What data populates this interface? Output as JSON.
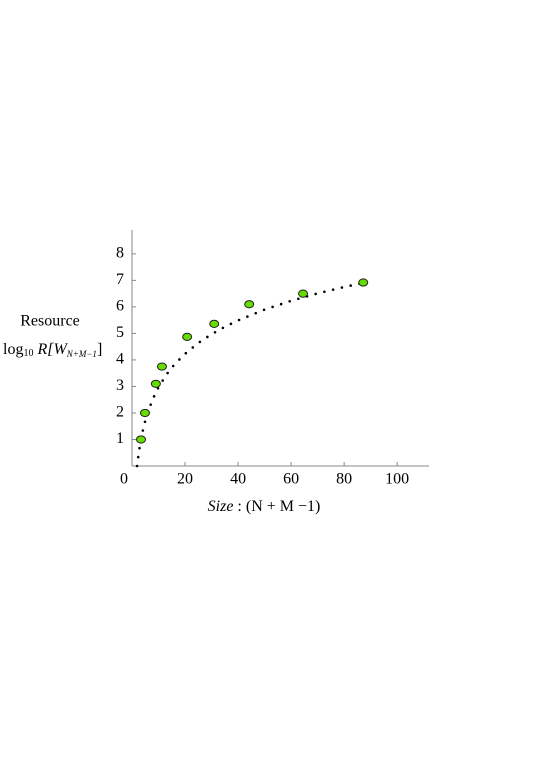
{
  "chart_data": {
    "type": "scatter",
    "y_label": "Resource",
    "y_label_formula": {
      "log": "log",
      "base": "10",
      "body": " R[W",
      "sub": "N+M−1",
      "close": "]"
    },
    "x_label": {
      "italic": "Size",
      "rest": " : (N + M −1)"
    },
    "xlim": [
      0,
      112
    ],
    "ylim": [
      0,
      8.9
    ],
    "xticks": [
      0,
      20,
      40,
      60,
      80,
      100
    ],
    "yticks": [
      1,
      2,
      3,
      4,
      5,
      6,
      7,
      8
    ],
    "series": [
      {
        "color": "#66dd00",
        "x": [
          3.4,
          4.9,
          9,
          11.3,
          20.8,
          31,
          44.2,
          64.5,
          87.2
        ],
        "values": [
          1,
          2,
          3.1,
          3.75,
          4.87,
          5.36,
          6.1,
          6.5,
          6.92
        ]
      },
      {
        "color": "#000000",
        "x": [
          1.9,
          2.5,
          3,
          4,
          5,
          6,
          8,
          10,
          13,
          16,
          20,
          25,
          30,
          35,
          40,
          50,
          60,
          70,
          80,
          87
        ],
        "values": [
          0.0,
          0.45,
          0.78,
          1.3,
          1.71,
          2.04,
          2.56,
          2.97,
          3.45,
          3.83,
          4.23,
          4.64,
          4.97,
          5.25,
          5.49,
          5.9,
          6.23,
          6.51,
          6.75,
          6.9
        ]
      }
    ]
  }
}
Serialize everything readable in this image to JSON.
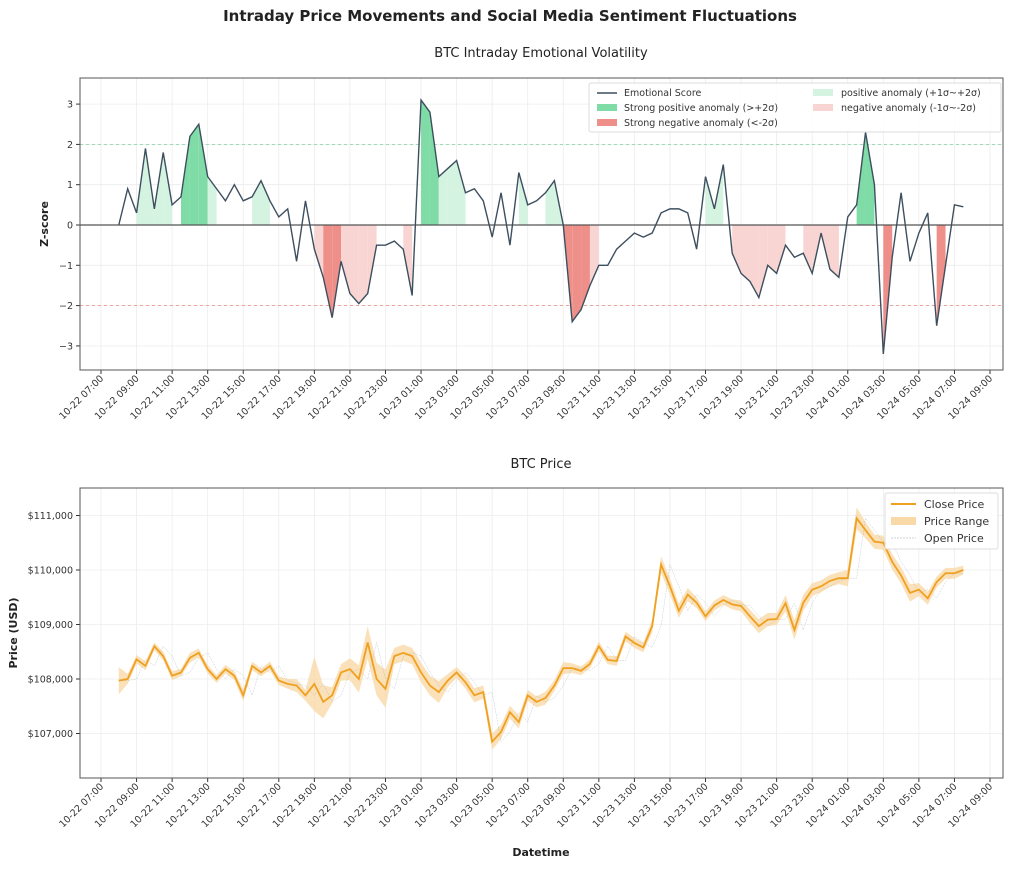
{
  "title": "Intraday Price Movements and Social Media Sentiment Fluctuations",
  "colors": {
    "emotion_line": "#3d4f5f",
    "strong_positive": "#7fdca6",
    "positive": "#d4f3e0",
    "strong_negative": "#ee9089",
    "negative": "#f8d5d2",
    "close_line": "#f0a020",
    "price_range": "#f9d9a8",
    "open_line": "#9aa8b5"
  },
  "chart_data": [
    {
      "type": "line",
      "title": "BTC Intraday Emotional Volatility",
      "xlabel": "",
      "ylabel": "Z-score",
      "ylim": [
        -3.6,
        3.6
      ],
      "yticks": [
        3,
        2,
        1,
        0,
        -1,
        -2,
        -3
      ],
      "xticks": [
        "10-22 07:00",
        "10-22 09:00",
        "10-22 11:00",
        "10-22 13:00",
        "10-22 15:00",
        "10-22 17:00",
        "10-22 19:00",
        "10-22 21:00",
        "10-22 23:00",
        "10-23 01:00",
        "10-23 03:00",
        "10-23 05:00",
        "10-23 07:00",
        "10-23 09:00",
        "10-23 11:00",
        "10-23 13:00",
        "10-23 15:00",
        "10-23 17:00",
        "10-23 19:00",
        "10-23 21:00",
        "10-23 23:00",
        "10-24 01:00",
        "10-24 03:00",
        "10-24 05:00",
        "10-24 07:00",
        "10-24 09:00"
      ],
      "grid": true,
      "reference_lines": [
        2,
        0,
        -2
      ],
      "legend_position": "top-right",
      "legend": [
        "Emotional Score",
        "Strong positive anomaly (>+2σ)",
        "Strong negative anomaly (<-2σ)",
        "positive anomaly (+1σ~+2σ)",
        "negative anomaly (-1σ~-2σ)"
      ],
      "x": [
        "10-22 08:00",
        "10-22 08:30",
        "10-22 09:00",
        "10-22 09:30",
        "10-22 10:00",
        "10-22 10:30",
        "10-22 11:00",
        "10-22 11:30",
        "10-22 12:00",
        "10-22 12:30",
        "10-22 13:00",
        "10-22 13:30",
        "10-22 14:00",
        "10-22 14:30",
        "10-22 15:00",
        "10-22 15:30",
        "10-22 16:00",
        "10-22 16:30",
        "10-22 17:00",
        "10-22 17:30",
        "10-22 18:00",
        "10-22 18:30",
        "10-22 19:00",
        "10-22 19:30",
        "10-22 20:00",
        "10-22 20:30",
        "10-22 21:00",
        "10-22 21:30",
        "10-22 22:00",
        "10-22 22:30",
        "10-22 23:00",
        "10-22 23:30",
        "10-23 00:00",
        "10-23 00:30",
        "10-23 01:00",
        "10-23 01:30",
        "10-23 02:00",
        "10-23 02:30",
        "10-23 03:00",
        "10-23 03:30",
        "10-23 04:00",
        "10-23 04:30",
        "10-23 05:00",
        "10-23 05:30",
        "10-23 06:00",
        "10-23 06:30",
        "10-23 07:00",
        "10-23 07:30",
        "10-23 08:00",
        "10-23 08:30",
        "10-23 09:00",
        "10-23 09:30",
        "10-23 10:00",
        "10-23 10:30",
        "10-23 11:00",
        "10-23 11:30",
        "10-23 12:00",
        "10-23 12:30",
        "10-23 13:00",
        "10-23 13:30",
        "10-23 14:00",
        "10-23 14:30",
        "10-23 15:00",
        "10-23 15:30",
        "10-23 16:00",
        "10-23 16:30",
        "10-23 17:00",
        "10-23 17:30",
        "10-23 18:00",
        "10-23 18:30",
        "10-23 19:00",
        "10-23 19:30",
        "10-23 20:00",
        "10-23 20:30",
        "10-23 21:00",
        "10-23 21:30",
        "10-23 22:00",
        "10-23 22:30",
        "10-23 23:00",
        "10-23 23:30",
        "10-24 00:00",
        "10-24 00:30",
        "10-24 01:00",
        "10-24 01:30",
        "10-24 02:00",
        "10-24 02:30",
        "10-24 03:00",
        "10-24 03:30",
        "10-24 04:00",
        "10-24 04:30",
        "10-24 05:00",
        "10-24 05:30",
        "10-24 06:00",
        "10-24 06:30",
        "10-24 07:00",
        "10-24 07:30"
      ],
      "series": [
        {
          "name": "Emotional Score",
          "values": [
            0.0,
            0.9,
            0.3,
            1.9,
            0.4,
            1.8,
            0.5,
            0.7,
            2.2,
            2.5,
            1.2,
            0.9,
            0.6,
            1.0,
            0.6,
            0.7,
            1.1,
            0.6,
            0.2,
            0.4,
            -0.9,
            0.6,
            -0.6,
            -1.3,
            -2.3,
            -0.9,
            -1.7,
            -1.95,
            -1.7,
            -0.5,
            -0.5,
            -0.4,
            -0.6,
            -1.75,
            3.1,
            2.8,
            1.2,
            1.4,
            1.6,
            0.8,
            0.9,
            0.6,
            -0.3,
            0.8,
            -0.5,
            1.3,
            0.5,
            0.6,
            0.8,
            1.1,
            0.0,
            -2.4,
            -2.1,
            -1.5,
            -1.0,
            -1.0,
            -0.6,
            -0.4,
            -0.2,
            -0.3,
            -0.2,
            0.3,
            0.4,
            0.4,
            0.3,
            -0.6,
            1.2,
            0.4,
            1.5,
            -0.7,
            -1.2,
            -1.4,
            -1.8,
            -1.0,
            -1.2,
            -0.5,
            -0.8,
            -0.7,
            -1.2,
            -0.2,
            -1.1,
            -1.3,
            0.2,
            0.5,
            2.3,
            1.0,
            -3.2,
            -0.8,
            0.8,
            -0.9,
            -0.2,
            0.3,
            -2.5,
            -1.0,
            0.5,
            0.45
          ]
        }
      ]
    },
    {
      "type": "line",
      "title": "BTC Price",
      "xlabel": "Datetime",
      "ylabel": "Price (USD)",
      "ylim": [
        106200,
        111500
      ],
      "yticks": [
        "$111,000",
        "$110,000",
        "$109,000",
        "$108,000",
        "$107,000"
      ],
      "ytick_values": [
        111000,
        110000,
        109000,
        108000,
        107000
      ],
      "grid": true,
      "legend_position": "top-right",
      "legend": [
        "Close Price",
        "Price Range",
        "Open Price"
      ],
      "close": [
        107970,
        108000,
        108360,
        108240,
        108600,
        108420,
        108060,
        108120,
        108390,
        108480,
        108180,
        108000,
        108180,
        108060,
        107700,
        108240,
        108120,
        108240,
        107970,
        107910,
        107880,
        107700,
        107910,
        107580,
        107700,
        108120,
        108180,
        108000,
        108670,
        108000,
        107820,
        108420,
        108480,
        108420,
        108120,
        107880,
        107760,
        107970,
        108120,
        107940,
        107700,
        107760,
        106850,
        107030,
        107390,
        107210,
        107700,
        107580,
        107650,
        107880,
        108200,
        108200,
        108150,
        108280,
        108600,
        108350,
        108330,
        108780,
        108660,
        108580,
        108970,
        110100,
        109700,
        109250,
        109550,
        109400,
        109150,
        109350,
        109450,
        109370,
        109340,
        109150,
        108970,
        109090,
        109100,
        109390,
        108900,
        109400,
        109640,
        109700,
        109800,
        109850,
        109850,
        110950,
        110730,
        110520,
        110500,
        110150,
        109900,
        109580,
        109640,
        109480,
        109780,
        109940,
        109940,
        110000
      ],
      "range_half_width": [
        250,
        90,
        80,
        80,
        70,
        80,
        80,
        70,
        90,
        80,
        80,
        70,
        80,
        80,
        110,
        80,
        70,
        80,
        80,
        90,
        120,
        100,
        500,
        300,
        150,
        150,
        200,
        250,
        300,
        300,
        350,
        150,
        150,
        150,
        180,
        180,
        200,
        120,
        100,
        120,
        130,
        120,
        150,
        130,
        120,
        120,
        100,
        100,
        120,
        100,
        110,
        90,
        80,
        80,
        90,
        80,
        90,
        90,
        90,
        90,
        120,
        150,
        150,
        130,
        120,
        100,
        90,
        90,
        90,
        90,
        100,
        120,
        130,
        120,
        110,
        150,
        180,
        150,
        120,
        110,
        110,
        110,
        150,
        200,
        150,
        130,
        130,
        140,
        150,
        160,
        120,
        120,
        100,
        100,
        100,
        80
      ]
    }
  ]
}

Objective
Copy every line of the entries above in which "this" occurs.

Problem solution
What data populates this interface? Output as JSON.
Serialize everything readable in this image to JSON.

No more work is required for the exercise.